#### Provided information ####

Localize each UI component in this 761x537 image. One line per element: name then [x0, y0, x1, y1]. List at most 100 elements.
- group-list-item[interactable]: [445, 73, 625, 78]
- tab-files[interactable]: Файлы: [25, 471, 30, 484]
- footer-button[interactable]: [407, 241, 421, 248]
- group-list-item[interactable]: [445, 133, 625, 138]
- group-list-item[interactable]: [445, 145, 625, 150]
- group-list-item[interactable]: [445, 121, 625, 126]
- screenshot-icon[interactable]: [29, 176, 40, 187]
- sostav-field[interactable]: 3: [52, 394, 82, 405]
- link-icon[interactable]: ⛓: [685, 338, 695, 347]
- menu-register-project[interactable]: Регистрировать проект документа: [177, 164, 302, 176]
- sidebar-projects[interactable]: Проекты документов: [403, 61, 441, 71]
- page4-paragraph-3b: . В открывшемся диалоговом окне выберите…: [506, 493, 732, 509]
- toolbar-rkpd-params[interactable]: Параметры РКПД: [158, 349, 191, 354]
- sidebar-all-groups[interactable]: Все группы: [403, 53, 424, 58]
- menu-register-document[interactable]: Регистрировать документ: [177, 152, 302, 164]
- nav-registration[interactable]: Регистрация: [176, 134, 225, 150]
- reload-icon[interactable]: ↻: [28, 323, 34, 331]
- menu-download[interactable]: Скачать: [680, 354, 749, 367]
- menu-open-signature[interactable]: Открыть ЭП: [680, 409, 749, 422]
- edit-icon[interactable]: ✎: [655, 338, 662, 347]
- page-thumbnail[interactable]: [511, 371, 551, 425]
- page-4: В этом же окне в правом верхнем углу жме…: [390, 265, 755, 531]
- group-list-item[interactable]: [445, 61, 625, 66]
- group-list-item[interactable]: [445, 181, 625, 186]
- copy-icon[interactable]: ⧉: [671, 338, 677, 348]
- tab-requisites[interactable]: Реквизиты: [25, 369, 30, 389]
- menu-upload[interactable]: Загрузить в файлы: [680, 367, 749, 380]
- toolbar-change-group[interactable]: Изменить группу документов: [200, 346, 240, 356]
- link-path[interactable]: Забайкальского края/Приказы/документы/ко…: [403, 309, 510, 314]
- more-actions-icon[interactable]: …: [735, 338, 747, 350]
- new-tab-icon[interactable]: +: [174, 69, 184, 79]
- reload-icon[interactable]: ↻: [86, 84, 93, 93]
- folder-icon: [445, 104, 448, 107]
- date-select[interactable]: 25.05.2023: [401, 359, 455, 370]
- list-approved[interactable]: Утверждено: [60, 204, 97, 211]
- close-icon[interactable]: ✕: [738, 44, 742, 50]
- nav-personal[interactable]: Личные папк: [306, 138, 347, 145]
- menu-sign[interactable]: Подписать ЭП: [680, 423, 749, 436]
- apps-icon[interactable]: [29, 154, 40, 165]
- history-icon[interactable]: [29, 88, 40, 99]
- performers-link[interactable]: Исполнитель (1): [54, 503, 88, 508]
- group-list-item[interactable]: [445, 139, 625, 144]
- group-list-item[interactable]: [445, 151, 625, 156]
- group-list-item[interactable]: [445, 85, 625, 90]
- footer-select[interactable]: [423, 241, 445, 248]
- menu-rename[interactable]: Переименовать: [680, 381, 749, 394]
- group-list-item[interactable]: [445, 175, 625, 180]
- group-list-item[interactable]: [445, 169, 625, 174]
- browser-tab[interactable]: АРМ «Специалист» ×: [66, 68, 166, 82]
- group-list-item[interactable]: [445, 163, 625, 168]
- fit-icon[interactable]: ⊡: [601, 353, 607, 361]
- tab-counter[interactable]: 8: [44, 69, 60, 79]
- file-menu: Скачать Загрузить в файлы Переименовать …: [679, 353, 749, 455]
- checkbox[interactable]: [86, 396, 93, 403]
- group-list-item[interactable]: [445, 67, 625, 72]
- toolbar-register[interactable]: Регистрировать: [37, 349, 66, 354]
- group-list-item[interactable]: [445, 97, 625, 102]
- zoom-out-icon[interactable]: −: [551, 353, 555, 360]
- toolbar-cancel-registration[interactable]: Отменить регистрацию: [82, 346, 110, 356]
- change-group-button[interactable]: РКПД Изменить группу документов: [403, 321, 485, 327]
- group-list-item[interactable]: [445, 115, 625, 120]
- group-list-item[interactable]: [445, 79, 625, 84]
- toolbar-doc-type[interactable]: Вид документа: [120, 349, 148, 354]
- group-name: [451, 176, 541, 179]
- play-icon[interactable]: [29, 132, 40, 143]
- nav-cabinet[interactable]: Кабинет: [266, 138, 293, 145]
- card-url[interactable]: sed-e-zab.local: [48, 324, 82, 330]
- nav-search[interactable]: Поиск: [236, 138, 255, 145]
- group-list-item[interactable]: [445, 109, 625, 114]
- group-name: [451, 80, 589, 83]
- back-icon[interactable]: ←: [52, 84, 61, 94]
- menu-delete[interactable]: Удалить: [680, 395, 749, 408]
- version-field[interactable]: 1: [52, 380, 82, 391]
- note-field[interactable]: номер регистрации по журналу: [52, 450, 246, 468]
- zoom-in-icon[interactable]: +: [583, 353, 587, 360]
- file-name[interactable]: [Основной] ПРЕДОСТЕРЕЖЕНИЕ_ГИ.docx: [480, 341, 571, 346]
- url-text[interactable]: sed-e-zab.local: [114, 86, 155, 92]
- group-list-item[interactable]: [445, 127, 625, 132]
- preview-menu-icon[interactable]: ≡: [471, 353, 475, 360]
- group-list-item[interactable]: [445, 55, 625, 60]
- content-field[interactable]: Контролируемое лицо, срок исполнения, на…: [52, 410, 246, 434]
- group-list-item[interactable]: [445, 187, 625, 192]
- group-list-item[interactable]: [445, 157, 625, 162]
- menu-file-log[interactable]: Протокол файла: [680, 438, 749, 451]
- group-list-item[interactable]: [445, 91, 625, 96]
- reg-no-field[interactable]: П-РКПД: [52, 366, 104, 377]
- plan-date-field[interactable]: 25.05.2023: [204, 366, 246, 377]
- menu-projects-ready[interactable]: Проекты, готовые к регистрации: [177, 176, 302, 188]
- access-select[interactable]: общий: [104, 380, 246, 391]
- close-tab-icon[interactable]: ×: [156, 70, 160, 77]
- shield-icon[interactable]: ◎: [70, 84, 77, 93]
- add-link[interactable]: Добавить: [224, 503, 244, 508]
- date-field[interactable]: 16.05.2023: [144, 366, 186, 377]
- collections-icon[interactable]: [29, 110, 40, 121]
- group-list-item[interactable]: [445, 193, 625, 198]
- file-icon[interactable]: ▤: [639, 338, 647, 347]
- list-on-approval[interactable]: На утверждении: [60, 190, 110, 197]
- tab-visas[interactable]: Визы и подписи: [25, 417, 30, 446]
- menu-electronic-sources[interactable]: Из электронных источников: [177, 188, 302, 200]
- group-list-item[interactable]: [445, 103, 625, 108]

####

#### [Requirements]
Reproduce each of the items above verbatim, line by line, without altering a single character.

#### [Exercise result]
Localize each UI component in this 761x537 image. One line per element: name then [x0, y0, x1, y1]. List at most 100 elements.
- group-list-item[interactable]: [445, 73, 625, 78]
- tab-files[interactable]: Файлы: [25, 471, 30, 484]
- footer-button[interactable]: [407, 241, 421, 248]
- group-list-item[interactable]: [445, 133, 625, 138]
- group-list-item[interactable]: [445, 145, 625, 150]
- group-list-item[interactable]: [445, 121, 625, 126]
- screenshot-icon[interactable]: [29, 176, 40, 187]
- sostav-field[interactable]: 3: [52, 394, 82, 405]
- link-icon[interactable]: ⛓: [685, 338, 695, 347]
- menu-register-project[interactable]: Регистрировать проект документа: [177, 164, 302, 176]
- sidebar-projects[interactable]: Проекты документов: [403, 61, 441, 71]
- page4-paragraph-3b: . В открывшемся диалоговом окне выберите…: [506, 493, 732, 509]
- toolbar-rkpd-params[interactable]: Параметры РКПД: [158, 349, 191, 354]
- sidebar-all-groups[interactable]: Все группы: [403, 53, 424, 58]
- menu-register-document[interactable]: Регистрировать документ: [177, 152, 302, 164]
- nav-registration[interactable]: Регистрация: [176, 134, 225, 150]
- reload-icon[interactable]: ↻: [28, 323, 34, 331]
- menu-download[interactable]: Скачать: [680, 354, 749, 367]
- menu-open-signature[interactable]: Открыть ЭП: [680, 409, 749, 422]
- edit-icon[interactable]: ✎: [655, 338, 662, 347]
- page-thumbnail[interactable]: [511, 371, 551, 425]
- page-4: В этом же окне в правом верхнем углу жме…: [390, 265, 755, 531]
- group-list-item[interactable]: [445, 61, 625, 66]
- group-list-item[interactable]: [445, 181, 625, 186]
- copy-icon[interactable]: ⧉: [671, 338, 677, 348]
- tab-requisites[interactable]: Реквизиты: [25, 369, 30, 389]
- menu-upload[interactable]: Загрузить в файлы: [680, 367, 749, 380]
- toolbar-change-group[interactable]: Изменить группу документов: [200, 346, 240, 356]
- link-path[interactable]: Забайкальского края/Приказы/документы/ко…: [403, 309, 510, 314]
- more-actions-icon[interactable]: …: [735, 338, 747, 350]
- new-tab-icon[interactable]: +: [174, 69, 184, 79]
- reload-icon[interactable]: ↻: [86, 84, 93, 93]
- folder-icon: [445, 104, 448, 107]
- date-select[interactable]: 25.05.2023: [401, 359, 455, 370]
- list-approved[interactable]: Утверждено: [60, 204, 97, 211]
- close-icon[interactable]: ✕: [738, 44, 742, 50]
- nav-personal[interactable]: Личные папк: [306, 138, 347, 145]
- menu-sign[interactable]: Подписать ЭП: [680, 423, 749, 436]
- apps-icon[interactable]: [29, 154, 40, 165]
- history-icon[interactable]: [29, 88, 40, 99]
- performers-link[interactable]: Исполнитель (1): [54, 503, 88, 508]
- group-list-item[interactable]: [445, 139, 625, 144]
- group-list-item[interactable]: [445, 151, 625, 156]
- group-list-item[interactable]: [445, 85, 625, 90]
- footer-select[interactable]: [423, 241, 445, 248]
- menu-rename[interactable]: Переименовать: [680, 381, 749, 394]
- group-list-item[interactable]: [445, 175, 625, 180]
- group-list-item[interactable]: [445, 169, 625, 174]
- browser-tab[interactable]: АРМ «Специалист» ×: [66, 68, 166, 82]
- group-list-item[interactable]: [445, 163, 625, 168]
- fit-icon[interactable]: ⊡: [601, 353, 607, 361]
- tab-counter[interactable]: 8: [44, 69, 60, 79]
- file-menu: Скачать Загрузить в файлы Переименовать …: [679, 353, 749, 455]
- checkbox[interactable]: [86, 396, 93, 403]
- group-list-item[interactable]: [445, 67, 625, 72]
- toolbar-register[interactable]: Регистрировать: [37, 349, 66, 354]
- group-list-item[interactable]: [445, 97, 625, 102]
- zoom-out-icon[interactable]: −: [551, 353, 555, 360]
- toolbar-cancel-registration[interactable]: Отменить регистрацию: [82, 346, 110, 356]
- change-group-button[interactable]: РКПД Изменить группу документов: [403, 321, 485, 327]
- group-list-item[interactable]: [445, 115, 625, 120]
- group-list-item[interactable]: [445, 79, 625, 84]
- toolbar-doc-type[interactable]: Вид документа: [120, 349, 148, 354]
- group-name: [451, 176, 541, 179]
- play-icon[interactable]: [29, 132, 40, 143]
- nav-cabinet[interactable]: Кабинет: [266, 138, 293, 145]
- card-url[interactable]: sed-e-zab.local: [48, 324, 82, 330]
- nav-search[interactable]: Поиск: [236, 138, 255, 145]
- group-list-item[interactable]: [445, 109, 625, 114]
- group-name: [451, 80, 589, 83]
- back-icon[interactable]: ←: [52, 84, 61, 94]
- menu-delete[interactable]: Удалить: [680, 395, 749, 408]
- version-field[interactable]: 1: [52, 380, 82, 391]
- note-field[interactable]: номер регистрации по журналу: [52, 450, 246, 468]
- zoom-in-icon[interactable]: +: [583, 353, 587, 360]
- file-name[interactable]: [Основной] ПРЕДОСТЕРЕЖЕНИЕ_ГИ.docx: [480, 341, 571, 346]
- url-text[interactable]: sed-e-zab.local: [114, 86, 155, 92]
- group-list-item[interactable]: [445, 127, 625, 132]
- preview-menu-icon[interactable]: ≡: [471, 353, 475, 360]
- group-list-item[interactable]: [445, 55, 625, 60]
- content-field[interactable]: Контролируемое лицо, срок исполнения, на…: [52, 410, 246, 434]
- group-list-item[interactable]: [445, 187, 625, 192]
- group-list-item[interactable]: [445, 157, 625, 162]
- menu-file-log[interactable]: Протокол файла: [680, 438, 749, 451]
- group-list-item[interactable]: [445, 91, 625, 96]
- reg-no-field[interactable]: П-РКПД: [52, 366, 104, 377]
- plan-date-field[interactable]: 25.05.2023: [204, 366, 246, 377]
- menu-projects-ready[interactable]: Проекты, готовые к регистрации: [177, 176, 302, 188]
- access-select[interactable]: общий: [104, 380, 246, 391]
- close-tab-icon[interactable]: ×: [156, 70, 160, 77]
- shield-icon[interactable]: ◎: [70, 84, 77, 93]
- add-link[interactable]: Добавить: [224, 503, 244, 508]
- date-field[interactable]: 16.05.2023: [144, 366, 186, 377]
- collections-icon[interactable]: [29, 110, 40, 121]
- group-list-item[interactable]: [445, 193, 625, 198]
- file-icon[interactable]: ▤: [639, 338, 647, 347]
- list-on-approval[interactable]: На утверждении: [60, 190, 110, 197]
- tab-visas[interactable]: Визы и подписи: [25, 417, 30, 446]
- menu-electronic-sources[interactable]: Из электронных источников: [177, 188, 302, 200]
- group-list-item[interactable]: [445, 103, 625, 108]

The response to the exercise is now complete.